--- start ---

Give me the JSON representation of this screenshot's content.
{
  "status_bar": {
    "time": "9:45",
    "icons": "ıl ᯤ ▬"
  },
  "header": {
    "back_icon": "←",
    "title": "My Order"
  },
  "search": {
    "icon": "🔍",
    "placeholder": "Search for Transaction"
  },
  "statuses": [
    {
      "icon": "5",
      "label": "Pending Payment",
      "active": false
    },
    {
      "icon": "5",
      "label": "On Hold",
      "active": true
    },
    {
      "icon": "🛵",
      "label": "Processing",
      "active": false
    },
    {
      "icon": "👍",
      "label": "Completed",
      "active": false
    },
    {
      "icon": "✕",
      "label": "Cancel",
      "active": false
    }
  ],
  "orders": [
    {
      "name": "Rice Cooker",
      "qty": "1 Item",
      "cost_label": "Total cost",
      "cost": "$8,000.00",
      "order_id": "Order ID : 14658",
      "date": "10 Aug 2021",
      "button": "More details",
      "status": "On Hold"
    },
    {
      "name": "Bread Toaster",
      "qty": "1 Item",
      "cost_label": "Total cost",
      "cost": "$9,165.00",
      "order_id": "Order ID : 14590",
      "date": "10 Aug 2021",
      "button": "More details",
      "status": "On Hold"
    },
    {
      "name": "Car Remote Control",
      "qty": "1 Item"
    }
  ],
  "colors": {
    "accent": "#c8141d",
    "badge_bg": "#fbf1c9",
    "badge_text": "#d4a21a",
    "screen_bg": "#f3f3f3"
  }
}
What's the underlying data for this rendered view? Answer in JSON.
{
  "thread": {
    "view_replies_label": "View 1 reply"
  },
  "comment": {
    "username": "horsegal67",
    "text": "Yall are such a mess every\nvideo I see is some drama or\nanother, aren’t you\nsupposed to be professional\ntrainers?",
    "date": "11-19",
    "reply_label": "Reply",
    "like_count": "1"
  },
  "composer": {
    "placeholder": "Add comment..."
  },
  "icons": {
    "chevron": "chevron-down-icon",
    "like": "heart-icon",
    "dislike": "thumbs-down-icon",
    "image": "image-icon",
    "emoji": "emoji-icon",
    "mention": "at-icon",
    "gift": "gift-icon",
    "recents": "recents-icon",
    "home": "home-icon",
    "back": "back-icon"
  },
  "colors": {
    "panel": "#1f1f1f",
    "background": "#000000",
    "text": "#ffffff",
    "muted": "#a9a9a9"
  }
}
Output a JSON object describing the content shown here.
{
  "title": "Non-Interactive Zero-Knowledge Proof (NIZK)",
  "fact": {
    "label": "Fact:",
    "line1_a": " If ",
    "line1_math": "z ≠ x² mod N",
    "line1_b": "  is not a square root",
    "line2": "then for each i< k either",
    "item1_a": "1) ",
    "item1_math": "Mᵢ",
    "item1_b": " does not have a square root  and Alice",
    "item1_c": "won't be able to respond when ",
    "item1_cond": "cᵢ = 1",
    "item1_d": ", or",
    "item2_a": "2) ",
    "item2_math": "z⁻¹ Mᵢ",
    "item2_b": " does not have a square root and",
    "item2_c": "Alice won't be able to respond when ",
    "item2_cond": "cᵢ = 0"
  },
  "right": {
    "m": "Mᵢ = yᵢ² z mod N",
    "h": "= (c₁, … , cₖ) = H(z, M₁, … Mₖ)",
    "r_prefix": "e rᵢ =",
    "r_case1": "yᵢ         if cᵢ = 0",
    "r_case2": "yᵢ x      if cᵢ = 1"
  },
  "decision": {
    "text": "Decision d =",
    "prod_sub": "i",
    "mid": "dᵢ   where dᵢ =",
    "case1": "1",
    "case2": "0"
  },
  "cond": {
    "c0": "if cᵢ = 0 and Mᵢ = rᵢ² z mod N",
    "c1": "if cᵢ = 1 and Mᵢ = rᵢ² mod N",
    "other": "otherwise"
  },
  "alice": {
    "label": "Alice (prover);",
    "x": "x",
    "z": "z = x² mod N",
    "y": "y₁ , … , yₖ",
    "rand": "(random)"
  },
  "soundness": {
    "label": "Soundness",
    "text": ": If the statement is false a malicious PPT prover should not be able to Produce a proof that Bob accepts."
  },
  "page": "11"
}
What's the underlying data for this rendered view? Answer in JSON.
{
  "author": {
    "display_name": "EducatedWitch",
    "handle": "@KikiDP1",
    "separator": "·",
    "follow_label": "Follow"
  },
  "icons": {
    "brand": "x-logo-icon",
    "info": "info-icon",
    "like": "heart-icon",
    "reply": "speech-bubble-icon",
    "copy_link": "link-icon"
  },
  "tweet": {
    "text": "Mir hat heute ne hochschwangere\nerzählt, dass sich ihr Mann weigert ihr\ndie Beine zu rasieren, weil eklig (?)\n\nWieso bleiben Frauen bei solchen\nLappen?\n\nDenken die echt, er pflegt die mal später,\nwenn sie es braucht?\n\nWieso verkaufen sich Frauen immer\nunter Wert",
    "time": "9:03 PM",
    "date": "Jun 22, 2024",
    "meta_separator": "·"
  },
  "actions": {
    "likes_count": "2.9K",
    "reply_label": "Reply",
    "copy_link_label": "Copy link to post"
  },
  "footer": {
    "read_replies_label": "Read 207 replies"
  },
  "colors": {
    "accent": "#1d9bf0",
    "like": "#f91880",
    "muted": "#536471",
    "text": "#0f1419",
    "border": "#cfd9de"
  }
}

--- end ---

GOAL OF THE EXERCISE = Print the material verbatim, all of it.

WRITTEN SOLUTION =
Give me the JSON representation of this screenshot's content.
{
  "status_bar": {
    "time": "9:45",
    "icons": "ıl ᯤ ▬"
  },
  "header": {
    "back_icon": "←",
    "title": "My Order"
  },
  "search": {
    "icon": "🔍",
    "placeholder": "Search for Transaction"
  },
  "statuses": [
    {
      "icon": "5",
      "label": "Pending Payment",
      "active": false
    },
    {
      "icon": "5",
      "label": "On Hold",
      "active": true
    },
    {
      "icon": "🛵",
      "label": "Processing",
      "active": false
    },
    {
      "icon": "👍",
      "label": "Completed",
      "active": false
    },
    {
      "icon": "✕",
      "label": "Cancel",
      "active": false
    }
  ],
  "orders": [
    {
      "name": "Rice Cooker",
      "qty": "1 Item",
      "cost_label": "Total cost",
      "cost": "$8,000.00",
      "order_id": "Order ID : 14658",
      "date": "10 Aug 2021",
      "button": "More details",
      "status": "On Hold"
    },
    {
      "name": "Bread Toaster",
      "qty": "1 Item",
      "cost_label": "Total cost",
      "cost": "$9,165.00",
      "order_id": "Order ID : 14590",
      "date": "10 Aug 2021",
      "button": "More details",
      "status": "On Hold"
    },
    {
      "name": "Car Remote Control",
      "qty": "1 Item"
    }
  ],
  "colors": {
    "accent": "#c8141d",
    "badge_bg": "#fbf1c9",
    "badge_text": "#d4a21a",
    "screen_bg": "#f3f3f3"
  }
}
What's the underlying data for this rendered view? Answer in JSON.
{
  "thread": {
    "view_replies_label": "View 1 reply"
  },
  "comment": {
    "username": "horsegal67",
    "text": "Yall are such a mess every\nvideo I see is some drama or\nanother, aren’t you\nsupposed to be professional\ntrainers?",
    "date": "11-19",
    "reply_label": "Reply",
    "like_count": "1"
  },
  "composer": {
    "placeholder": "Add comment..."
  },
  "icons": {
    "chevron": "chevron-down-icon",
    "like": "heart-icon",
    "dislike": "thumbs-down-icon",
    "image": "image-icon",
    "emoji": "emoji-icon",
    "mention": "at-icon",
    "gift": "gift-icon",
    "recents": "recents-icon",
    "home": "home-icon",
    "back": "back-icon"
  },
  "colors": {
    "panel": "#1f1f1f",
    "background": "#000000",
    "text": "#ffffff",
    "muted": "#a9a9a9"
  }
}
Output a JSON object describing the content shown here.
{
  "title": "Non-Interactive Zero-Knowledge Proof (NIZK)",
  "fact": {
    "label": "Fact:",
    "line1_a": " If ",
    "line1_math": "z ≠ x² mod N",
    "line1_b": "  is not a square root",
    "line2": "then for each i< k either",
    "item1_a": "1) ",
    "item1_math": "Mᵢ",
    "item1_b": " does not have a square root  and Alice",
    "item1_c": "won't be able to respond when ",
    "item1_cond": "cᵢ = 1",
    "item1_d": ", or",
    "item2_a": "2) ",
    "item2_math": "z⁻¹ Mᵢ",
    "item2_b": " does not have a square root and",
    "item2_c": "Alice won't be able to respond when ",
    "item2_cond": "cᵢ = 0"
  },
  "right": {
    "m": "Mᵢ = yᵢ² z mod N",
    "h": "= (c₁, … , cₖ) = H(z, M₁, … Mₖ)",
    "r_prefix": "e rᵢ =",
    "r_case1": "yᵢ         if cᵢ = 0",
    "r_case2": "yᵢ x      if cᵢ = 1"
  },
  "decision": {
    "text": "Decision d =",
    "prod_sub": "i",
    "mid": "dᵢ   where dᵢ =",
    "case1": "1",
    "case2": "0"
  },
  "cond": {
    "c0": "if cᵢ = 0 and Mᵢ = rᵢ² z mod N",
    "c1": "if cᵢ = 1 and Mᵢ = rᵢ² mod N",
    "other": "otherwise"
  },
  "alice": {
    "label": "Alice (prover);",
    "x": "x",
    "z": "z = x² mod N",
    "y": "y₁ , … , yₖ",
    "rand": "(random)"
  },
  "soundness": {
    "label": "Soundness",
    "text": ": If the statement is false a malicious PPT prover should not be able to Produce a proof that Bob accepts."
  },
  "page": "11"
}
What's the underlying data for this rendered view? Answer in JSON.
{
  "author": {
    "display_name": "EducatedWitch",
    "handle": "@KikiDP1",
    "separator": "·",
    "follow_label": "Follow"
  },
  "icons": {
    "brand": "x-logo-icon",
    "info": "info-icon",
    "like": "heart-icon",
    "reply": "speech-bubble-icon",
    "copy_link": "link-icon"
  },
  "tweet": {
    "text": "Mir hat heute ne hochschwangere\nerzählt, dass sich ihr Mann weigert ihr\ndie Beine zu rasieren, weil eklig (?)\n\nWieso bleiben Frauen bei solchen\nLappen?\n\nDenken die echt, er pflegt die mal später,\nwenn sie es braucht?\n\nWieso verkaufen sich Frauen immer\nunter Wert",
    "time": "9:03 PM",
    "date": "Jun 22, 2024",
    "meta_separator": "·"
  },
  "actions": {
    "likes_count": "2.9K",
    "reply_label": "Reply",
    "copy_link_label": "Copy link to post"
  },
  "footer": {
    "read_replies_label": "Read 207 replies"
  },
  "colors": {
    "accent": "#1d9bf0",
    "like": "#f91880",
    "muted": "#536471",
    "text": "#0f1419",
    "border": "#cfd9de"
  }
}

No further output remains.